**Aim of the task:**
Report the number of lines in the entries below that include the word "rate", and nothing else.

(Stored records)
##########

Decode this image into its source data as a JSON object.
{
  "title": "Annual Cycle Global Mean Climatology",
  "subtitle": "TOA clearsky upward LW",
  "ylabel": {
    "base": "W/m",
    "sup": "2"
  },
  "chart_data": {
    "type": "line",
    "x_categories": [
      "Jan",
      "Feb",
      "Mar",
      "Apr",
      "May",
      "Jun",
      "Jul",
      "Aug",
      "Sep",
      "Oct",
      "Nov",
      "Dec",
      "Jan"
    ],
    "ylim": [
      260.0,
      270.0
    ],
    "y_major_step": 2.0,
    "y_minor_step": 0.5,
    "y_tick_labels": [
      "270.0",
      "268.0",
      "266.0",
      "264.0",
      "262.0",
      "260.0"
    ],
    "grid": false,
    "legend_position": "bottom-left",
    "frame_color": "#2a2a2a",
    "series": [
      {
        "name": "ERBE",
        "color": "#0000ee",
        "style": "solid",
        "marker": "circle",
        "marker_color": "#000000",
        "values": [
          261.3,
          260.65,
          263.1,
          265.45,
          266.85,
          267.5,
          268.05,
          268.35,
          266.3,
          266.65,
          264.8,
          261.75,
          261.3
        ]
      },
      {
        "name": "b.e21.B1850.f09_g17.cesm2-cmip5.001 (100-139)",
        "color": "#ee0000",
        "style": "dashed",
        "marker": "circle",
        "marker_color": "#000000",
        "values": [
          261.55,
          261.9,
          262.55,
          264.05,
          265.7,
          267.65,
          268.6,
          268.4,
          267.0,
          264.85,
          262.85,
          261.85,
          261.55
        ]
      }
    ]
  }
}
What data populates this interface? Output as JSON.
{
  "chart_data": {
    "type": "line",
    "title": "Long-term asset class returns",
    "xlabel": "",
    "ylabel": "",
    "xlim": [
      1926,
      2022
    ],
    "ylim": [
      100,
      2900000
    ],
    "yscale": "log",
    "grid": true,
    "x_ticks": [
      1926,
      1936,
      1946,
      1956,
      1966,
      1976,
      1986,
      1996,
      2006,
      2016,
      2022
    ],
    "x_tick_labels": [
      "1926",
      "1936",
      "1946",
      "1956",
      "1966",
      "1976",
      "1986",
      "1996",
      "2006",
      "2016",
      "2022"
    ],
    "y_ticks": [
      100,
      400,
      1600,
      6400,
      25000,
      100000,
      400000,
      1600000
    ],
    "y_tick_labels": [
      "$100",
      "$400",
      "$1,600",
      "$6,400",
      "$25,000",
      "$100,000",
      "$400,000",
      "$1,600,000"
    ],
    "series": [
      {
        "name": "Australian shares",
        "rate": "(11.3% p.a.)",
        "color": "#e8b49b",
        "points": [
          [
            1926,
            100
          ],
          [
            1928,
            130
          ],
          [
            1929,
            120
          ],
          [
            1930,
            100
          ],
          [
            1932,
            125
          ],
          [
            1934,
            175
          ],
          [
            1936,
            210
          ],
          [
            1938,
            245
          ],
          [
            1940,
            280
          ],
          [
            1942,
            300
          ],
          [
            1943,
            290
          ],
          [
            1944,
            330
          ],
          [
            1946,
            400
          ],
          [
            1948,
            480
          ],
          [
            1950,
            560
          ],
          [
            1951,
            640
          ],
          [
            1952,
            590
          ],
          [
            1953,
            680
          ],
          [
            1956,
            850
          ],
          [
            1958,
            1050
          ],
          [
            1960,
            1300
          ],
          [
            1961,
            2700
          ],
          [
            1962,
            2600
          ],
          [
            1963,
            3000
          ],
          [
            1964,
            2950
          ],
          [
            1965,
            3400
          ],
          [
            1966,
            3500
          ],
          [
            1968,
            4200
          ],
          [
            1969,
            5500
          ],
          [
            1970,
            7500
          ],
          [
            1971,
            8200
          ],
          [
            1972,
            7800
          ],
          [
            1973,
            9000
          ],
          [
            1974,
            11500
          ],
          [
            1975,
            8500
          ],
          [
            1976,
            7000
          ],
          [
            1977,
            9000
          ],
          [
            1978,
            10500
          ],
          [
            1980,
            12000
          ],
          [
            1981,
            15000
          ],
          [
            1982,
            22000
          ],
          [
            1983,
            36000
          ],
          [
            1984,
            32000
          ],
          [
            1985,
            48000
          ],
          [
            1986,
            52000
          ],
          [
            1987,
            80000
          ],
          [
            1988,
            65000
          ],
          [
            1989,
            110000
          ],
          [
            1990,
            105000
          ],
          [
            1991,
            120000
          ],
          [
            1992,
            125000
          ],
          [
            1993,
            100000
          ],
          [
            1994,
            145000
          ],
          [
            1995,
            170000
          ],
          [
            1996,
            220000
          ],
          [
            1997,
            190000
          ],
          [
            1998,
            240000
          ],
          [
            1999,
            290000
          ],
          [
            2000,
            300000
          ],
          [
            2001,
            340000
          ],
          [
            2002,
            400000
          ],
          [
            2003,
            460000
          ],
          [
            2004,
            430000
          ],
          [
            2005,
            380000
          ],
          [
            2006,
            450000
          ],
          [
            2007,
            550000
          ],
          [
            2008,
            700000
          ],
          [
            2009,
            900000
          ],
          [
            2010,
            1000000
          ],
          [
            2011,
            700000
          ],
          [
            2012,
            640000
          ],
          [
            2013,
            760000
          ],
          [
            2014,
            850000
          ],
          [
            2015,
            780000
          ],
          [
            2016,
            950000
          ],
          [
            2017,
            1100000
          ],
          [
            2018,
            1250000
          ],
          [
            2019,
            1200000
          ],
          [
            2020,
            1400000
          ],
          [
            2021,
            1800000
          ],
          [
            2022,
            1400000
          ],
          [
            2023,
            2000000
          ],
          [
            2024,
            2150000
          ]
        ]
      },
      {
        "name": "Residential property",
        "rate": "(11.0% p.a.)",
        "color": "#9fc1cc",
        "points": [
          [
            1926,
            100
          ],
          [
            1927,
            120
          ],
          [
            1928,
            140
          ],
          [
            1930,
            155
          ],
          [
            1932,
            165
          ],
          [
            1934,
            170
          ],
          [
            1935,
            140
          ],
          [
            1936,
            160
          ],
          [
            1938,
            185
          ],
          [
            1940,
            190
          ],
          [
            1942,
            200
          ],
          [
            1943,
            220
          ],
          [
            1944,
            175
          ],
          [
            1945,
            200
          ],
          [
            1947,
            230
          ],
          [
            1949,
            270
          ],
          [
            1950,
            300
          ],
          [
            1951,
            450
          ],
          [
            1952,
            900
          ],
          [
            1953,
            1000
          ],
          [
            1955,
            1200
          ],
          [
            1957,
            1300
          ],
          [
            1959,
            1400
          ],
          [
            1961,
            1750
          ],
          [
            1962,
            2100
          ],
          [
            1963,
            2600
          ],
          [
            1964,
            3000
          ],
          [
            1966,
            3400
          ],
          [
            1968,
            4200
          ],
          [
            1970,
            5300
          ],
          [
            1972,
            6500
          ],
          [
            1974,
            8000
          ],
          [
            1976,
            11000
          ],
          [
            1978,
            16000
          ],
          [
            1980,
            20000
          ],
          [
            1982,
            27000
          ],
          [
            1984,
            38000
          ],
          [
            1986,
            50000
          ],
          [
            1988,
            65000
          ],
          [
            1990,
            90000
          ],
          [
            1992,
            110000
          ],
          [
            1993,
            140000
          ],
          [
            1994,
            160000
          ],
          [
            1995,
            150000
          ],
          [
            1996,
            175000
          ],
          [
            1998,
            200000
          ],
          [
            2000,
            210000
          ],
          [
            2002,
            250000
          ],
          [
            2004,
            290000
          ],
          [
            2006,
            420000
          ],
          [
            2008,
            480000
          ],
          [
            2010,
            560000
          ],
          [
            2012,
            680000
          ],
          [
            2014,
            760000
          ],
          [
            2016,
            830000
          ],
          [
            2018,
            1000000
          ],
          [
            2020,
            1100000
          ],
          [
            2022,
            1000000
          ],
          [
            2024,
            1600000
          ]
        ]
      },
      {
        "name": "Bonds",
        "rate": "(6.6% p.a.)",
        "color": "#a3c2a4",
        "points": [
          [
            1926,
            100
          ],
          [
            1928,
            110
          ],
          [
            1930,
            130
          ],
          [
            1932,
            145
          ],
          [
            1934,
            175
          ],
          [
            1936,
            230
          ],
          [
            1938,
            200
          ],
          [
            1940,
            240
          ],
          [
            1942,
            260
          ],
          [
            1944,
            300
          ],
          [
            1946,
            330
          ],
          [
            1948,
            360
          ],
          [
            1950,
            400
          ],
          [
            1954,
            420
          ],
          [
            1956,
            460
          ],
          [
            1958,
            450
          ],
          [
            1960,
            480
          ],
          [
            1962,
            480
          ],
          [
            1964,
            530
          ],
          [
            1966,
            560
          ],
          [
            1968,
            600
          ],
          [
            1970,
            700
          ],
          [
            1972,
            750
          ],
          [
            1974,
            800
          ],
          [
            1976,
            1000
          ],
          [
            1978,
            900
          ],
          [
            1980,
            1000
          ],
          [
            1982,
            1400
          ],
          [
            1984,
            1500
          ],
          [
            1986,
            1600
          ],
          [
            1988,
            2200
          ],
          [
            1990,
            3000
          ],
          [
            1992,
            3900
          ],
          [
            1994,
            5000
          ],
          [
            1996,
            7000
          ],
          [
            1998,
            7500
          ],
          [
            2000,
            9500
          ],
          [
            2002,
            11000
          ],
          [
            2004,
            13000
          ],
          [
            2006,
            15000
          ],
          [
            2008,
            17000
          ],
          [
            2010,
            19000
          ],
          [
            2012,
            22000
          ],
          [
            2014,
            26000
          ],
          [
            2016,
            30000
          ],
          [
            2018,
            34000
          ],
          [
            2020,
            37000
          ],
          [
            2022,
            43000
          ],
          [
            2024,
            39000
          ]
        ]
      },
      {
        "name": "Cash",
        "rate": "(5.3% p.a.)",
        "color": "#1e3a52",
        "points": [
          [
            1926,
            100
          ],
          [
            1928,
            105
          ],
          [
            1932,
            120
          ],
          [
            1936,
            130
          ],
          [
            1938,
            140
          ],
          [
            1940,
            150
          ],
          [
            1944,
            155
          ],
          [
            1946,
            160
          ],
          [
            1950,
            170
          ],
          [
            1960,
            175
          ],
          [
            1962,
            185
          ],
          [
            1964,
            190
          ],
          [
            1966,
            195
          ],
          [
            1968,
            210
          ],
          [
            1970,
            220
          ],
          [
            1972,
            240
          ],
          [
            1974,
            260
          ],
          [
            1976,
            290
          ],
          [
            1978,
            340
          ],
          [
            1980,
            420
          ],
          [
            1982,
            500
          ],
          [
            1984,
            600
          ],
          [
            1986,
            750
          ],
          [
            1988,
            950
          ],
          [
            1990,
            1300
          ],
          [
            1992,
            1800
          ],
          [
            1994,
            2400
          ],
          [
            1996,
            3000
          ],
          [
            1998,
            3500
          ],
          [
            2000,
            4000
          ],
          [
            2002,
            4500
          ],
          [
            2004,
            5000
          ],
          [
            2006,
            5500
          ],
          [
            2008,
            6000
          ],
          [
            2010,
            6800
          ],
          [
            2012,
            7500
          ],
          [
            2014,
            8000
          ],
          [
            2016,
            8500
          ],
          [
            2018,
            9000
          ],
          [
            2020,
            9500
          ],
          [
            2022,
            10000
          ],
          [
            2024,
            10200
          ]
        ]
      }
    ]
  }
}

##########

**Written response:**
4